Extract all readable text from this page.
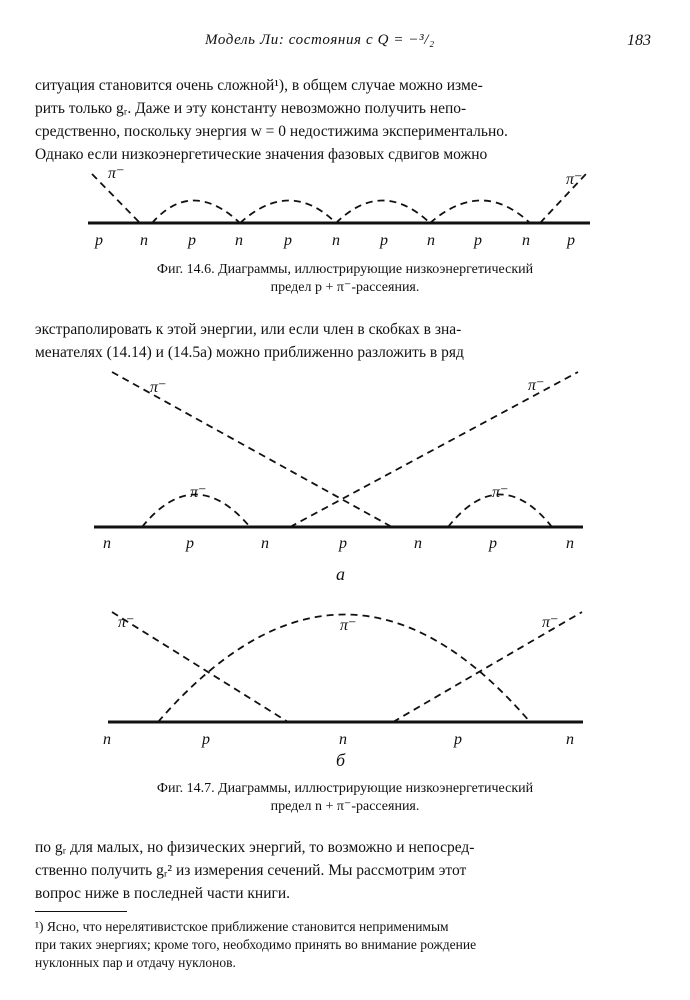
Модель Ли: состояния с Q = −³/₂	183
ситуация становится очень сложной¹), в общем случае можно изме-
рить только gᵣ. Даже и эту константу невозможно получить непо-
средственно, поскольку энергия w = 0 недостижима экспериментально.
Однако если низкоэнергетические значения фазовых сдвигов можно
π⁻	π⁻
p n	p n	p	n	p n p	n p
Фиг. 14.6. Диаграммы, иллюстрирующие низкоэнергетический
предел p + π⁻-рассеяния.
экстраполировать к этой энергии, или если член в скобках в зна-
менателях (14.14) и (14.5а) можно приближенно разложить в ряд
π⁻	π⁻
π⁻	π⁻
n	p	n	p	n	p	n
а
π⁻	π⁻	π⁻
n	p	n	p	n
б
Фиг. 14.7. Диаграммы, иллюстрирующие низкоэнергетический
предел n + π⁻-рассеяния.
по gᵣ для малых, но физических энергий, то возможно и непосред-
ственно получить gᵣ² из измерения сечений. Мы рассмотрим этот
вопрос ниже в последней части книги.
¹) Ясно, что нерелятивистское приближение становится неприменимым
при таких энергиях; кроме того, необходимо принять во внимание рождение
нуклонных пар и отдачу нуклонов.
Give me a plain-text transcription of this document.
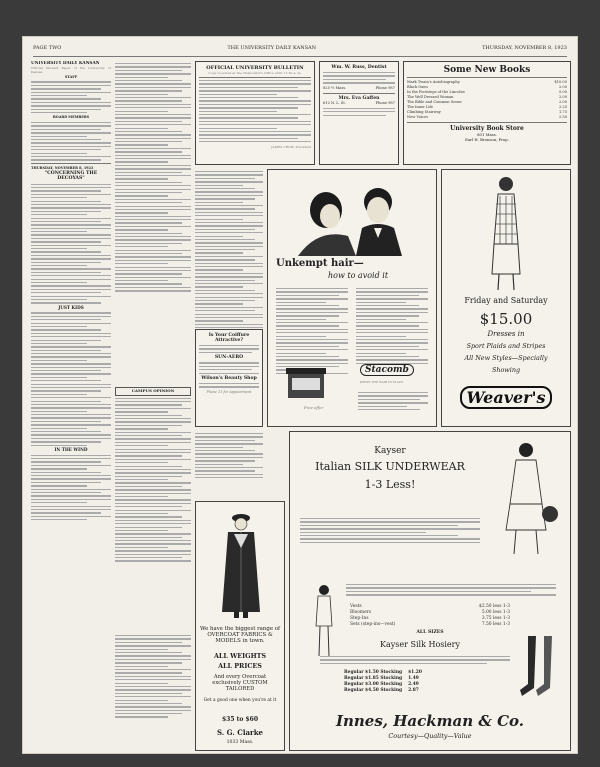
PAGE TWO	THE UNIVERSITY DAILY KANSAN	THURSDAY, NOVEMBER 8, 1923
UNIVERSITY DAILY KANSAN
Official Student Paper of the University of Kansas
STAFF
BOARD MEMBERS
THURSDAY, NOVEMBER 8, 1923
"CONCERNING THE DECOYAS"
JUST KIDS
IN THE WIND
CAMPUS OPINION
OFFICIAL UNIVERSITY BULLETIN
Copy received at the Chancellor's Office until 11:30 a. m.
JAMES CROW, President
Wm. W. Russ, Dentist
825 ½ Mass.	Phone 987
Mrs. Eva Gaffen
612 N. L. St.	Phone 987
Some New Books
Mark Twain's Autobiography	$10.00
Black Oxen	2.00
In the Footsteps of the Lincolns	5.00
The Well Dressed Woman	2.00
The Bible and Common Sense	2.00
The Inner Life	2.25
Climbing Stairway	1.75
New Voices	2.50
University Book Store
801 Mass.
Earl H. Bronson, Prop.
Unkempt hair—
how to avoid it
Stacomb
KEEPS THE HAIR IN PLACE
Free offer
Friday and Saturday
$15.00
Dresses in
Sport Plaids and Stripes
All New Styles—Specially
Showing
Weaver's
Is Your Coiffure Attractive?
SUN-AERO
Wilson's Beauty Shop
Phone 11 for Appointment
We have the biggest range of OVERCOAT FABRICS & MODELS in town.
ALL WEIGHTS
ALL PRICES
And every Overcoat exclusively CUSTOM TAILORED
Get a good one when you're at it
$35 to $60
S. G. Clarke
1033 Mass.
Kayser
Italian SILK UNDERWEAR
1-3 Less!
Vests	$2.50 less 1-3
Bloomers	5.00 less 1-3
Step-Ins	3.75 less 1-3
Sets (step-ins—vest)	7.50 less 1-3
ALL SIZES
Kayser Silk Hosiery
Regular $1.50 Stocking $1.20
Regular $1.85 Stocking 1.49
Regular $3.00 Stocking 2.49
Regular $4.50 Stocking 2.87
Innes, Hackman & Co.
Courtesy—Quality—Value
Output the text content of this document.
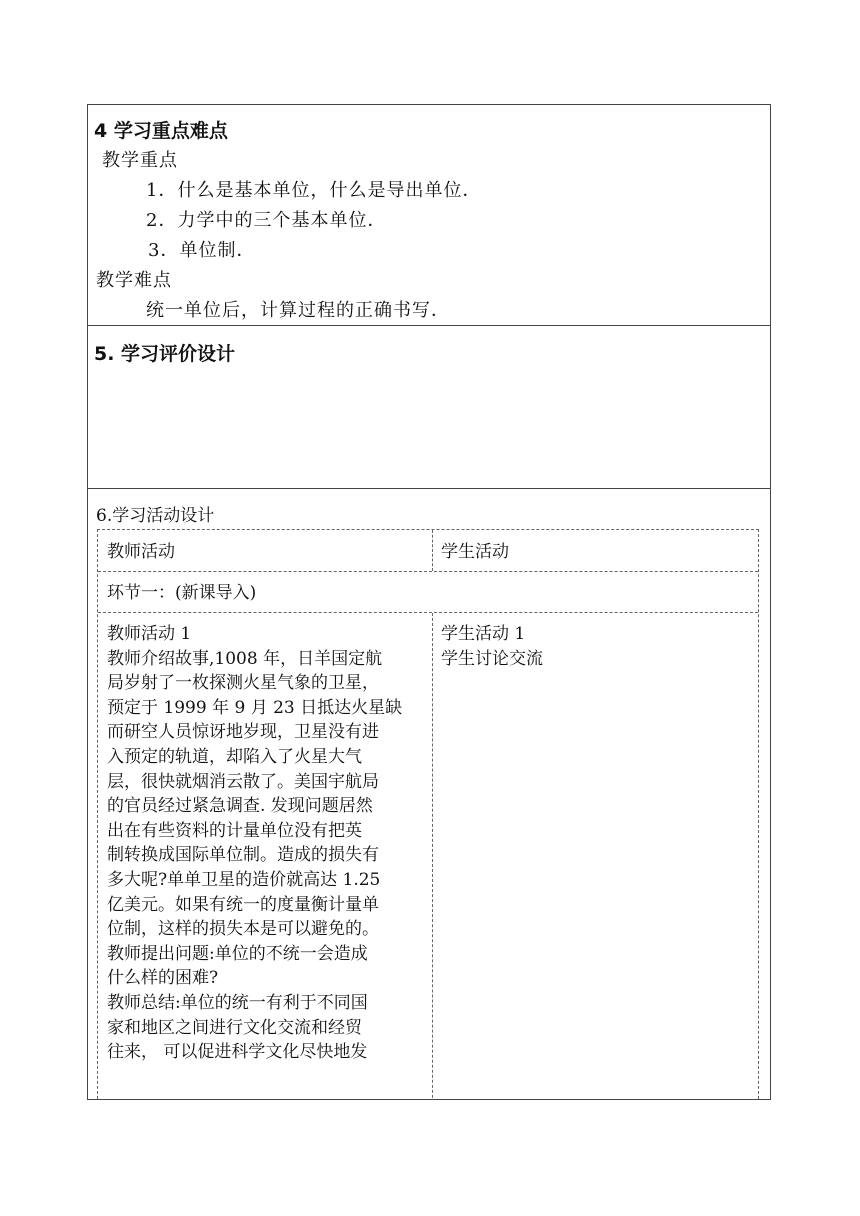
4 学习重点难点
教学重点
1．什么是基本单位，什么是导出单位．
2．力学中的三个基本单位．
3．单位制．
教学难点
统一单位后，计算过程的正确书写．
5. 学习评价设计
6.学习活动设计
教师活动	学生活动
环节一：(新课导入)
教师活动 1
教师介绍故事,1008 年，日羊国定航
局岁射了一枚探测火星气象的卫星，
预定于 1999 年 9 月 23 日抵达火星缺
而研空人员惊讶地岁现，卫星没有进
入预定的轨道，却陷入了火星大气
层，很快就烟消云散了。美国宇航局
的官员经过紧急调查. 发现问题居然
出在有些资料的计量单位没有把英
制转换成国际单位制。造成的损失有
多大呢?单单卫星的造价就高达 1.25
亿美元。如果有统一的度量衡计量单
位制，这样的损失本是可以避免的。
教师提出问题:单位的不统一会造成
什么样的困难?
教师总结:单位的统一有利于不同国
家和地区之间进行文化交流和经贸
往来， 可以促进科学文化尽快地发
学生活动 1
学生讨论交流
======
▶ [Description of the task] Using the material above, retype each entry exactly and omit the pictures.

▶ [Response to this task]
Extract all readable text from this page.
Модель Ли: состояния с Q = −³/₂	183
ситуация становится очень сложной¹), в общем случае можно изме-
рить только gᵣ. Даже и эту константу невозможно получить непо-
средственно, поскольку энергия w = 0 недостижима экспериментально.
Однако если низкоэнергетические значения фазовых сдвигов можно
π⁻	π⁻
p n	p n	p	n	p n p	n p
Фиг. 14.6. Диаграммы, иллюстрирующие низкоэнергетический
предел p + π⁻-рассеяния.
экстраполировать к этой энергии, или если член в скобках в зна-
менателях (14.14) и (14.5а) можно приближенно разложить в ряд
π⁻	π⁻
π⁻	π⁻
n	p	n	p	n	p	n
а
π⁻	π⁻	π⁻
n	p	n	p	n
б
Фиг. 14.7. Диаграммы, иллюстрирующие низкоэнергетический
предел n + π⁻-рассеяния.
по gᵣ для малых, но физических энергий, то возможно и непосред-
ственно получить gᵣ² из измерения сечений. Мы рассмотрим этот
вопрос ниже в последней части книги.
¹) Ясно, что нерелятивистское приближение становится неприменимым
при таких энергиях; кроме того, необходимо принять во внимание рождение
нуклонных пар и отдачу нуклонов.
Give me a plain-text transcription of this document.
PAGE TWO	THE UNIVERSITY DAILY KANSAN	THURSDAY, NOVEMBER 8, 1923
UNIVERSITY DAILY KANSAN
Official Student Paper of the University of Kansas
STAFF
BOARD MEMBERS
THURSDAY, NOVEMBER 8, 1923
"CONCERNING THE DECOYAS"
JUST KIDS
IN THE WIND
CAMPUS OPINION
OFFICIAL UNIVERSITY BULLETIN
Copy received at the Chancellor's Office until 11:30 a. m.
JAMES CROW, President
Wm. W. Russ, Dentist
825 ½ Mass.	Phone 987
Mrs. Eva Gaffen
612 N. L. St.	Phone 987
Some New Books
Mark Twain's Autobiography	$10.00
Black Oxen	2.00
In the Footsteps of the Lincolns	5.00
The Well Dressed Woman	2.00
The Bible and Common Sense	2.00
The Inner Life	2.25
Climbing Stairway	1.75
New Voices	2.50
University Book Store
801 Mass.
Earl H. Bronson, Prop.
Unkempt hair—
how to avoid it
Stacomb
KEEPS THE HAIR IN PLACE
Free offer
Friday and Saturday
$15.00
Dresses in
Sport Plaids and Stripes
All New Styles—Specially
Showing
Weaver's
Is Your Coiffure Attractive?
SUN-AERO
Wilson's Beauty Shop
Phone 11 for Appointment
We have the biggest range of OVERCOAT FABRICS & MODELS in town.
ALL WEIGHTS
ALL PRICES
And every Overcoat exclusively CUSTOM TAILORED
Get a good one when you're at it
$35 to $60
S. G. Clarke
1033 Mass.
Kayser
Italian SILK UNDERWEAR
1-3 Less!
Vests	$2.50 less 1-3
Bloomers	5.00 less 1-3
Step-Ins	3.75 less 1-3
Sets (step-ins—vest)	7.50 less 1-3
ALL SIZES
Kayser Silk Hosiery
Regular $1.50 Stocking $1.20
Regular $1.85 Stocking 1.49
Regular $3.00 Stocking 2.49
Regular $4.50 Stocking 2.87
Innes, Hackman & Co.
Courtesy—Quality—Value
Output the text content of this document.
4 学习重点难点
教学重点
1．什么是基本单位，什么是导出单位．
2．力学中的三个基本单位．
3．单位制．
教学难点
统一单位后，计算过程的正确书写．
5. 学习评价设计
6.学习活动设计
教师活动	学生活动
环节一：(新课导入)
教师活动 1
教师介绍故事,1008 年，日羊国定航
局岁射了一枚探测火星气象的卫星，
预定于 1999 年 9 月 23 日抵达火星缺
而研空人员惊讶地岁现，卫星没有进
入预定的轨道，却陷入了火星大气
层，很快就烟消云散了。美国宇航局
的官员经过紧急调查. 发现问题居然
出在有些资料的计量单位没有把英
制转换成国际单位制。造成的损失有
多大呢?单单卫星的造价就高达 1.25
亿美元。如果有统一的度量衡计量单
位制，这样的损失本是可以避免的。
教师提出问题:单位的不统一会造成
什么样的困难?
教师总结:单位的统一有利于不同国
家和地区之间进行文化交流和经贸
往来， 可以促进科学文化尽快地发
学生活动 1
学生讨论交流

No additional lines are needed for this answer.